#### Passage to read:
== Segment start ==

In other markets, the U.S. Dollar index confirmed an intermediate-term uptrend is underway by rallying above its with a trade above its November 3rd 3-day swing high (76.82). Gold which trades contrary to the dollar continues to correct. I’m keeping stops loose on the long-gold trade because of all the markets I track, it has the greatest potential for the crowd’s IQ to sink to the lowest common denominator as passion and not brains comes to the forefront.

U.S. Dollar Index – Daily (Source: StockCharts.com)

The trend remains down for long-term government bonds. Using the TLT as a proxy, my recommended stop point is just above the TLT’s November 30 high of 96.73. Markets are awaiting Federal Reserve direction on its exit strategy and releases this week could trigger moves in stocks, bonds, currencies and precious metals.

Barclays 20-yr+ Treasury ETF (TLT) – Daily (Source: BigCharts.com)

At the 2009 roundup luncheon for the Technical Analyst Association of San Francisco (www.tsaasf.org) last week, my presentation was Plan Ahead and Follow the Trend. I won’t go into the highlights because it mirrored this letter.

The other speaker, Hank Pruden, delivered a provoking presentation, “The forgotten man: Finding Market History That Fits.” Hank figures the 1932-1937  bull market during the Great Depression period most closely mirrors investor psychology in today’s market as FDR experimented with multiple programs to save capitalism. Dismal news filled the newspapers but the SPX rose more than threefold from 4.40 in June of 1932 to 18.68 in March 1937.

For investors, here’s a handy checklist from Mike Moe (Finding the Next Starbucks) regarding growth stock investing, an area near and dear to my heart.

Moe’s Ten Commandments:

1. Focus on the fastest growing companies. Be right on the fundamentals.

2. Anticipate where the world is heading. Be proactive, not reactive to catch winners early.

3. Be rigorous but don’t have rigor mortis. It is possible to overanalyze opportunities. The best investments are often easy and intuitive.

4. When wrong, admit it. Be intellectually honest. Make decisions based on facts, not what you had thought to begin with.

5. Cockroach theory is in play. If you find a problem at a growth company, there are always more behind it.

6. Investment ideas are about information and insight. Information is valuable if it is proprietary. Insight is valuable if we know what the information means.

7. The four Ps are key: People, Product, Potential and Predictability. The first P is the most important.

8. Use five independent sources for each stock you invest in. If possible, have a regular dialogue with the company but remember, they will always see the glass as half full.

9. Find the three main reasons for a stock to move up or down. In addition, identify near-term catalysts for price movements. Maintaining a thesis for why you own a stock is key.

10. Be passionate about investing, but dispassionate about the investment. The stock doesn’t know you own it.

Lastly, from the miscellaneous opportunity file courtesy of the New York Times, the Chinese will buy about 12.8 million cars and light trucks this year compared to 10.3 million in the United States. In the third quarter, 7.2 million personal computers were sold in China versus 6.6 million here.

== Segment end ==

#### Problem statement:
Copy everything in the market letter from "7. The four" down to "as half full.", swapping "dialogue" for "conversation".

#### Data supplied:
== Segment start ==

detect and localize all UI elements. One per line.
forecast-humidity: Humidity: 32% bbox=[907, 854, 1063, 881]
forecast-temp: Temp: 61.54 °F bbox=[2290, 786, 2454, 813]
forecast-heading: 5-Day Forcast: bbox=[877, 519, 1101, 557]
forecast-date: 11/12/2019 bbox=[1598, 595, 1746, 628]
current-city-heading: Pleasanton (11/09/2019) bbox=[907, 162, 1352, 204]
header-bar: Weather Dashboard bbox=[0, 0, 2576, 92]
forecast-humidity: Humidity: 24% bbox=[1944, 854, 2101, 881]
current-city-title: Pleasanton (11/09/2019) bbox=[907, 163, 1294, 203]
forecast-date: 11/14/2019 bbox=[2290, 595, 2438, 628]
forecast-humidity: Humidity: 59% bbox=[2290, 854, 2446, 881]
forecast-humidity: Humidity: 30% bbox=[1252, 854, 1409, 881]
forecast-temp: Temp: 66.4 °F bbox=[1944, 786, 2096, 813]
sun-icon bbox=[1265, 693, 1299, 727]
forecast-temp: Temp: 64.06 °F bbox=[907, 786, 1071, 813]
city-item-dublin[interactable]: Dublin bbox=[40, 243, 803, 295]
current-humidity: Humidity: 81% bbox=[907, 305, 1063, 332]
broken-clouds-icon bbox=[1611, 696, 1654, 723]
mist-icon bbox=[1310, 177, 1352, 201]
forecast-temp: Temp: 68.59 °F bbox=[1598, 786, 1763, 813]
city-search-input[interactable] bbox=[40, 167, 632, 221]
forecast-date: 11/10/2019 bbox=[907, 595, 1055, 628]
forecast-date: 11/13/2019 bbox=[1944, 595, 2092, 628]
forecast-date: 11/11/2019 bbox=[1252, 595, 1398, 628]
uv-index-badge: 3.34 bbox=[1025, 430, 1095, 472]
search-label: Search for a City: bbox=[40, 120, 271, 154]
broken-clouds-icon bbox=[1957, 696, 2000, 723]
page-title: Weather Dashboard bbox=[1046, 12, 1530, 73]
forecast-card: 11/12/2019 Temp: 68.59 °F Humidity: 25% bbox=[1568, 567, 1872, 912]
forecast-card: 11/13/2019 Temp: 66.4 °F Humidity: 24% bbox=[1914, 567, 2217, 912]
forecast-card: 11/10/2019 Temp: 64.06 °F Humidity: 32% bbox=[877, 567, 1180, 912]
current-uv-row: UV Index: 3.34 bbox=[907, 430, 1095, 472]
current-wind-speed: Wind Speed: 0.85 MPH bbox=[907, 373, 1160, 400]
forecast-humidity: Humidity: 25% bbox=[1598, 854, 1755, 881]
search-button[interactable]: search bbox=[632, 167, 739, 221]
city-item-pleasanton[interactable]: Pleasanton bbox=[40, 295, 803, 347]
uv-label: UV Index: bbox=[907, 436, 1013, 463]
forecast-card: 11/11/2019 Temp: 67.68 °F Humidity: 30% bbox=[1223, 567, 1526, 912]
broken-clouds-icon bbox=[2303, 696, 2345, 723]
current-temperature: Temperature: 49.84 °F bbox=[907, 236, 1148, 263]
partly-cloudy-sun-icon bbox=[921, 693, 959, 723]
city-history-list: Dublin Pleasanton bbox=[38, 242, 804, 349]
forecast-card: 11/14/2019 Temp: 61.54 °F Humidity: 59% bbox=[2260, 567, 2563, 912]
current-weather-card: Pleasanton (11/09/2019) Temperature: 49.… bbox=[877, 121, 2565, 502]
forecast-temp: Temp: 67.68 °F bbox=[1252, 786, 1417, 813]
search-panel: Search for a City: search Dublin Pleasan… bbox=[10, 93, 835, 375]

== Segment end ==

#### Output:
7. The four Ps are key: People, Product, Potential and Predictability. The first P is the most important.

8. Use five independent sources for each stock you invest in. If possible, have a regular conversation with the company but remember, they will always see the glass as half full.